Records shown:

_____

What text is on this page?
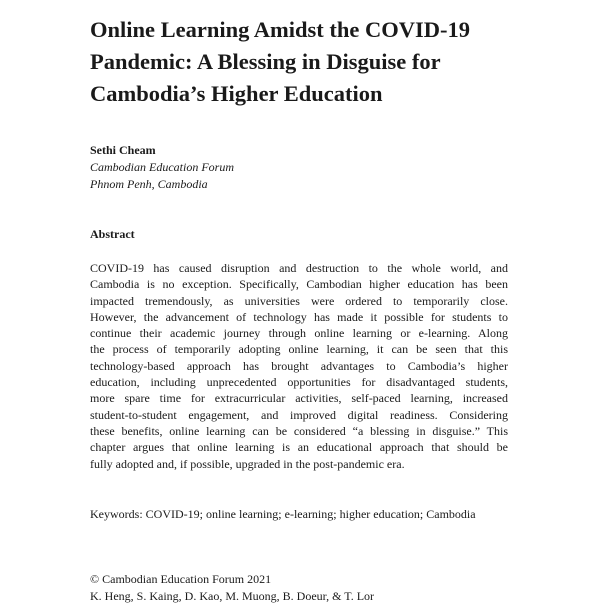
Online Learning Amidst the COVID-19
Pandemic: A Blessing in Disguise for
Cambodia’s Higher Education
Sethi Cheam
Cambodian Education Forum
Phnom Penh, Cambodia
Abstract
COVID-19 has caused disruption and destruction to the whole world, and
Cambodia is no exception. Specifically, Cambodian higher education has been
impacted tremendously, as universities were ordered to temporarily close.
However, the advancement of technology has made it possible for students to
continue their academic journey through online learning or e-learning. Along
the process of temporarily adopting online learning, it can be seen that this
technology-based approach has brought advantages to Cambodia’s higher
education, including unprecedented opportunities for disadvantaged students,
more spare time for extracurricular activities, self-paced learning, increased
student-to-student engagement, and improved digital readiness. Considering
these benefits, online learning can be considered “a blessing in disguise.” This
chapter argues that online learning is an educational approach that should be
fully adopted and, if possible, upgraded in the post-pandemic era.
Keywords: COVID-19; online learning; e-learning; higher education; Cambodia
© Cambodian Education Forum 2021
K. Heng, S. Kaing, D. Kao, M. Muong, B. Doeur, & T. Lor
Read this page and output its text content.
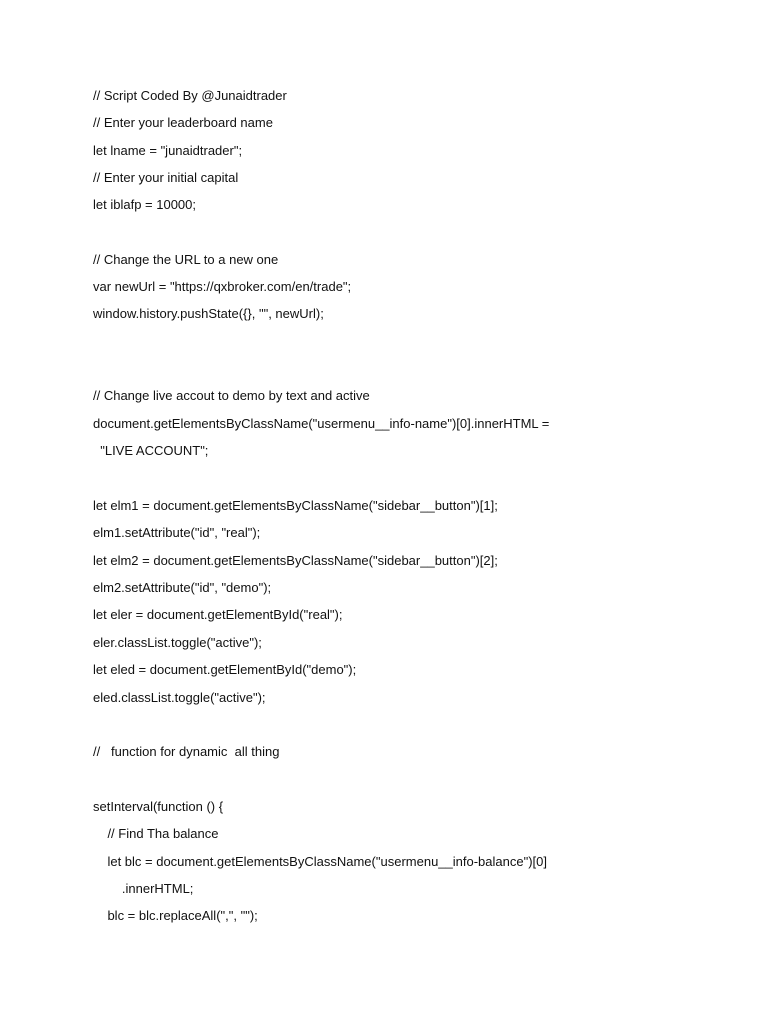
// Script Coded By @Junaidtrader
// Enter your leaderboard name
let lname = "junaidtrader";
// Enter your initial capital
let iblafp = 10000;
// Change the URL to a new one
var newUrl = "https://qxbroker.com/en/trade";
window.history.pushState({}, "", newUrl);
// Change live accout to demo by text and active
document.getElementsByClassName("usermenu__info-name")[0].innerHTML =
"LIVE ACCOUNT";
let elm1 = document.getElementsByClassName("sidebar__button")[1];
elm1.setAttribute("id", "real");
let elm2 = document.getElementsByClassName("sidebar__button")[2];
elm2.setAttribute("id", "demo");
let eler = document.getElementById("real");
eler.classList.toggle("active");
let eled = document.getElementById("demo");
eled.classList.toggle("active");
//   function for dynamic  all thing
setInterval(function () {
// Find Tha balance
let blc = document.getElementsByClassName("usermenu__info-balance")[0]
.innerHTML;
blc = blc.replaceAll(",", "");
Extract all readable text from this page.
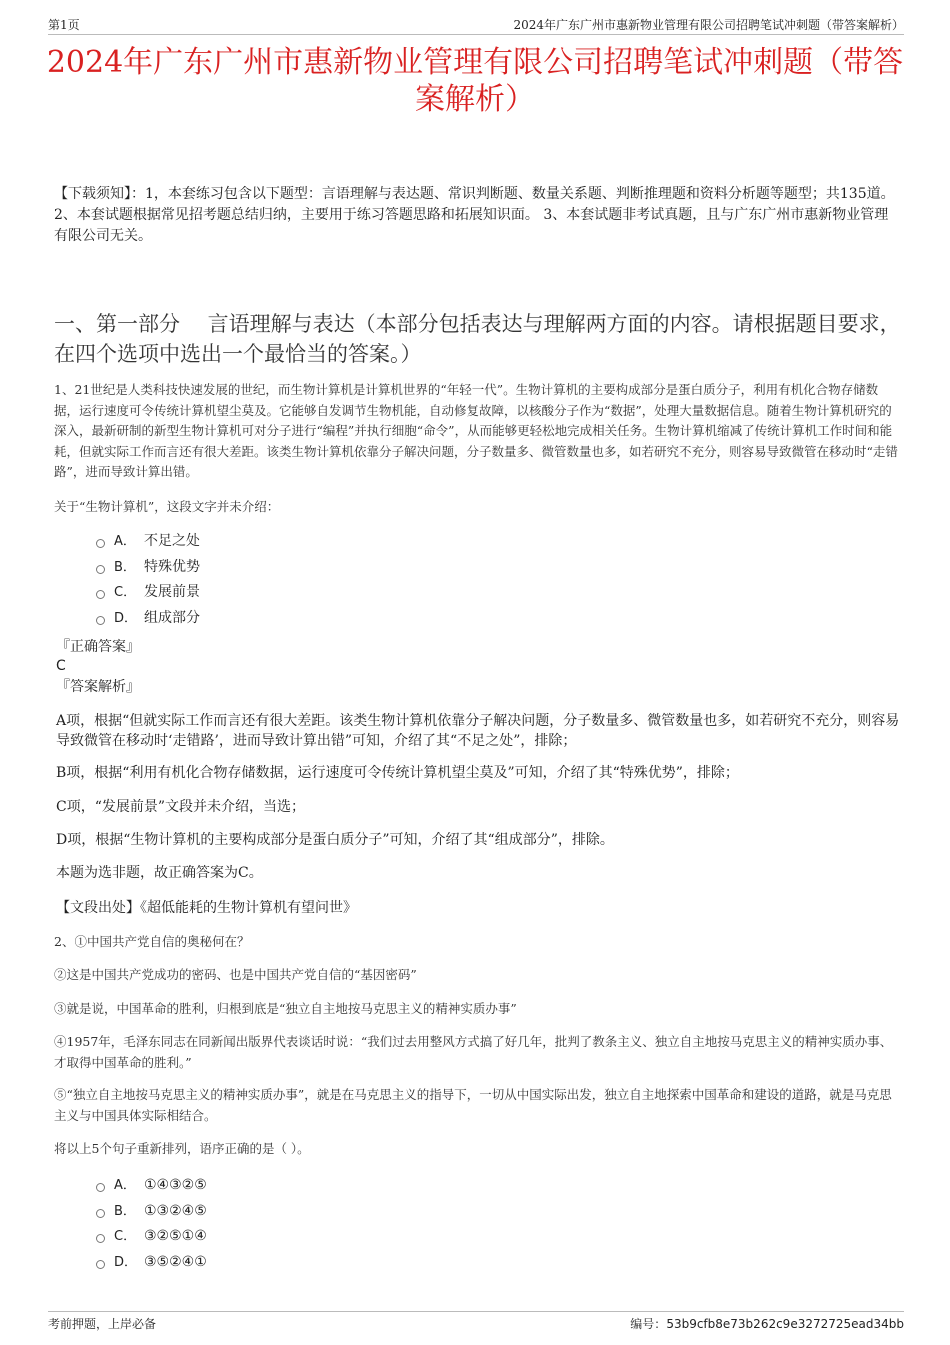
第1页	2024年广东广州市惠新物业管理有限公司招聘笔试冲刺题（带答案解析）
2024年广东广州市惠新物业管理有限公司招聘笔试冲刺题（带答案解析）
【下载须知】：1，本套练习包含以下题型：言语理解与表达题、常识判断题、数量关系题、判断推理题和资料分析题等题型；共135道。 2、本套试题根据常见招考题总结归纳，主要用于练习答题思路和拓展知识面。 3、本套试题非考试真题，且与广东广州市惠新物业管理有限公司无关。
一、第一部分　 言语理解与表达（本部分包括表达与理解两方面的内容。请根据题目要求，在四个选项中选出一个最恰当的答案。）

1、21世纪是人类科技快速发展的世纪，而生物计算机是计算机世界的“年轻一代”。生物计算机的主要构成部分是蛋白质分子，利用有机化合物存储数据，运行速度可令传统计算机望尘莫及。它能够自发调节生物机能，自动修复故障，以核酸分子作为“数据”，处理大量数据信息。随着生物计算机研究的深入，最新研制的新型生物计算机可对分子进行“编程”并执行细胞“命令”，从而能够更轻松地完成相关任务。生物计算机缩减了传统计算机工作时间和能耗，但就实际工作而言还有很大差距。该类生物计算机依靠分子解决问题，分子数量多、微管数量也多，如若研究不充分，则容易导致微管在移动时“走错路”，进而导致计算出错。

关于“生物计算机”，这段文字并未介绍：

A． 不足之处
B． 特殊优势
C． 发展前景
D． 组成部分
『正确答案』
C
『答案解析』

A项，根据“但就实际工作而言还有很大差距。该类生物计算机依靠分子解决问题，分子数量多、微管数量也多，如若研究不充分，则容易导致微管在移动时‘走错路’，进而导致计算出错”可知，介绍了其“不足之处”，排除；

B项，根据“利用有机化合物存储数据，运行速度可令传统计算机望尘莫及”可知，介绍了其“特殊优势”，排除；

C项，“发展前景”文段并未介绍，当选；

D项，根据“生物计算机的主要构成部分是蛋白质分子”可知，介绍了其“组成部分”，排除。

本题为选非题，故正确答案为C。

【文段出处】《超低能耗的生物计算机有望问世》

2、①中国共产党自信的奥秘何在？

②这是中国共产党成功的密码、也是中国共产党自信的“基因密码”

③就是说，中国革命的胜利，归根到底是“独立自主地按马克思主义的精神实质办事”

④1957年，毛泽东同志在同新闻出版界代表谈话时说：“我们过去用整风方式搞了好几年，批判了教条主义、独立自主地按马克思主义的精神实质办事、才取得中国革命的胜利。”

⑤“独立自主地按马克思主义的精神实质办事”，就是在马克思主义的指导下，一切从中国实际出发，独立自主地探索中国革命和建设的道路，就是马克思主义与中国具体实际相结合。

将以上5个句子重新排列，语序正确的是（ ）。

A． ①④③②⑤
B． ①③②④⑤
C． ③②⑤①④
D． ③⑤②④①
考前押题，上岸必备	编号：53b9cfb8e73b262c9e3272725ead34bb
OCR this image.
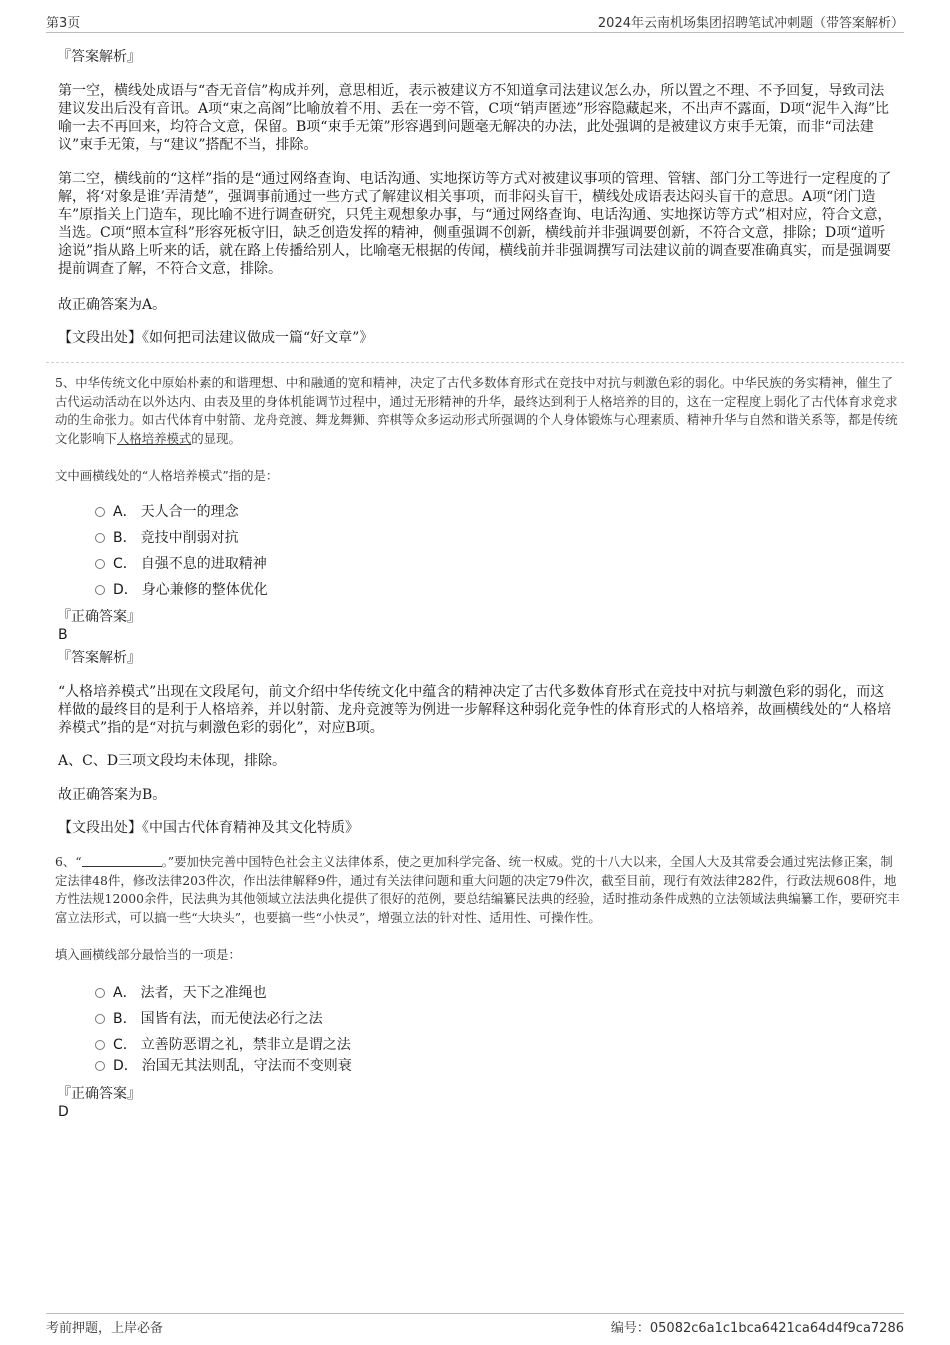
第3页	2024年云南机场集团招聘笔试冲刺题（带答案解析）
『答案解析』
第一空，横线处成语与“杳无音信”构成并列，意思相近，表示被建议方不知道拿司法建议怎么办，所以置之不理、不予回复，导致司法建议发出后没有音讯。A项“束之高阁”比喻放着不用、丢在一旁不管，C项“销声匿迹”形容隐藏起来，不出声不露面，D项“泥牛入海”比喻一去不再回来，均符合文意，保留。B项“束手无策”形容遇到问题毫无解决的办法，此处强调的是被建议方束手无策，而非“司法建议”束手无策，与“建议”搭配不当，排除。
第二空，横线前的“这样”指的是“通过网络查询、电话沟通、实地探访等方式对被建议事项的管理、管辖、部门分工等进行一定程度的了解，将‘对象是谁’弄清楚”，强调事前通过一些方式了解建议相关事项，而非闷头盲干，横线处成语表达闷头盲干的意思。A项“闭门造车”原指关上门造车，现比喻不进行调查研究，只凭主观想象办事，与“通过网络查询、电话沟通、实地探访等方式”相对应，符合文意，当选。C项“照本宣科”形容死板守旧，缺乏创造发挥的精神，侧重强调不创新，横线前并非强调要创新，不符合文意，排除；D项“道听途说”指从路上听来的话，就在路上传播给别人，比喻毫无根据的传闻，横线前并非强调撰写司法建议前的调查要准确真实，而是强调要提前调查了解，不符合文意，排除。
故正确答案为A。
【文段出处】《如何把司法建议做成一篇“好文章”》
5、中华传统文化中原始朴素的和谐理想、中和融通的宽和精神，决定了古代多数体育形式在竞技中对抗与刺激色彩的弱化。中华民族的务实精神，催生了古代运动活动在以外达内、由表及里的身体机能调节过程中，通过无形精神的升华，最终达到利于人格培养的目的，这在一定程度上弱化了古代体育求竞求动的生命张力。如古代体育中射箭、龙舟竞渡、舞龙舞狮、弈棋等众多运动形式所强调的个人身体锻炼与心理素质、精神升华与自然和谐关系等，都是传统文化影响下人格培养模式的显现。
文中画横线处的“人格培养模式”指的是：
A． 天人合一的理念
B． 竞技中削弱对抗
C． 自强不息的进取精神
D． 身心兼修的整体优化
『正确答案』
B
『答案解析』
“人格培养模式”出现在文段尾句，前文介绍中华传统文化中蕴含的精神决定了古代多数体育形式在竞技中对抗与刺激色彩的弱化，而这样做的最终目的是利于人格培养，并以射箭、龙舟竞渡等为例进一步解释这种弱化竞争性的体育形式的人格培养，故画横线处的“人格培养模式”指的是“对抗与刺激色彩的弱化”，对应B项。
A、C、D三项文段均未体现，排除。
故正确答案为B。
【文段出处】《中国古代体育精神及其文化特质》
6、“	。”要加快完善中国特色社会主义法律体系，使之更加科学完备、统一权威。党的十八大以来，全国人大及其常委会通过宪法修正案，制定法律48件，修改法律203件次，作出法律解释9件，通过有关法律问题和重大问题的决定79件次，截至目前，现行有效法律282件，行政法规608件，地方性法规12000余件，民法典为其他领域立法法典化提供了很好的范例，要总结编纂民法典的经验，适时推动条件成熟的立法领域法典编纂工作，要研究丰富立法形式，可以搞一些“大块头”，也要搞一些“小快灵”，增强立法的针对性、适用性、可操作性。
填入画横线部分最恰当的一项是：
A． 法者，天下之准绳也
B． 国皆有法，而无使法必行之法
C． 立善防恶谓之礼，禁非立是谓之法
D． 治国无其法则乱，守法而不变则衰
『正确答案』
D
考前押题，上岸必备	编号：05082c6a1c1bca6421ca64d4f9ca7286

_____

Problem to work on:
List every line in the records above that contains the word "document".

Written solution:
document.getElementsByClassName("usermenu__info-name")[0].innerHTML =
let elm1 = document.getElementsByClassName("sidebar__button")[1];
let elm2 = document.getElementsByClassName("sidebar__button")[2];
let eler = document.getElementById("real");
let eled = document.getElementById("demo");
let blc = document.getElementsByClassName("usermenu__info-balance")[0]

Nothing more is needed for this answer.